__EXERCISE INSTRUCTIONS__
From the line with "Read all visible content and emit it as JSON." down to the final line of the material below, quote every line exactly and leave out all lines before it.
--- BEGIN TASK INPUTS ---
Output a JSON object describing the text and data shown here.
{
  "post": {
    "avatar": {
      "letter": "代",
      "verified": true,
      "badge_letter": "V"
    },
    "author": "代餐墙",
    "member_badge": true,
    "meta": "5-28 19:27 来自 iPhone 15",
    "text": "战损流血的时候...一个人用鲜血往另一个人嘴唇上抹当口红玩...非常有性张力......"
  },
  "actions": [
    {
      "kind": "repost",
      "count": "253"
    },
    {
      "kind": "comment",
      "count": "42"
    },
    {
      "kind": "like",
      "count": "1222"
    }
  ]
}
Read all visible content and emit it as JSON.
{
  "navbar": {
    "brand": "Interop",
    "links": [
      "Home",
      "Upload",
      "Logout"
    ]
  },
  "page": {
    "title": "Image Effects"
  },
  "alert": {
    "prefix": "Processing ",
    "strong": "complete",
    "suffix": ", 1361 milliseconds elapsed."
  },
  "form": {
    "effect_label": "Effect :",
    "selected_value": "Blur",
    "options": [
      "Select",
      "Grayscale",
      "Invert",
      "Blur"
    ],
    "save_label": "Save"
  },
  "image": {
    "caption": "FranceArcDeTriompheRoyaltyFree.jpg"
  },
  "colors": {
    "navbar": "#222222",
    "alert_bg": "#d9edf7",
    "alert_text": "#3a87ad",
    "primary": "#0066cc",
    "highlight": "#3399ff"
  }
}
--- END TASK INPUTS ---
__FINISHED ANSWER__
Read all visible content and emit it as JSON.
{
  "navbar": {
    "brand": "Interop",
    "links": [
      "Home",
      "Upload",
      "Logout"
    ]
  },
  "page": {
    "title": "Image Effects"
  },
  "alert": {
    "prefix": "Processing ",
    "strong": "complete",
    "suffix": ", 1361 milliseconds elapsed."
  },
  "form": {
    "effect_label": "Effect :",
    "selected_value": "Blur",
    "options": [
      "Select",
      "Grayscale",
      "Invert",
      "Blur"
    ],
    "save_label": "Save"
  },
  "image": {
    "caption": "FranceArcDeTriompheRoyaltyFree.jpg"
  },
  "colors": {
    "navbar": "#222222",
    "alert_bg": "#d9edf7",
    "alert_text": "#3a87ad",
    "primary": "#0066cc",
    "highlight": "#3399ff"
  }
}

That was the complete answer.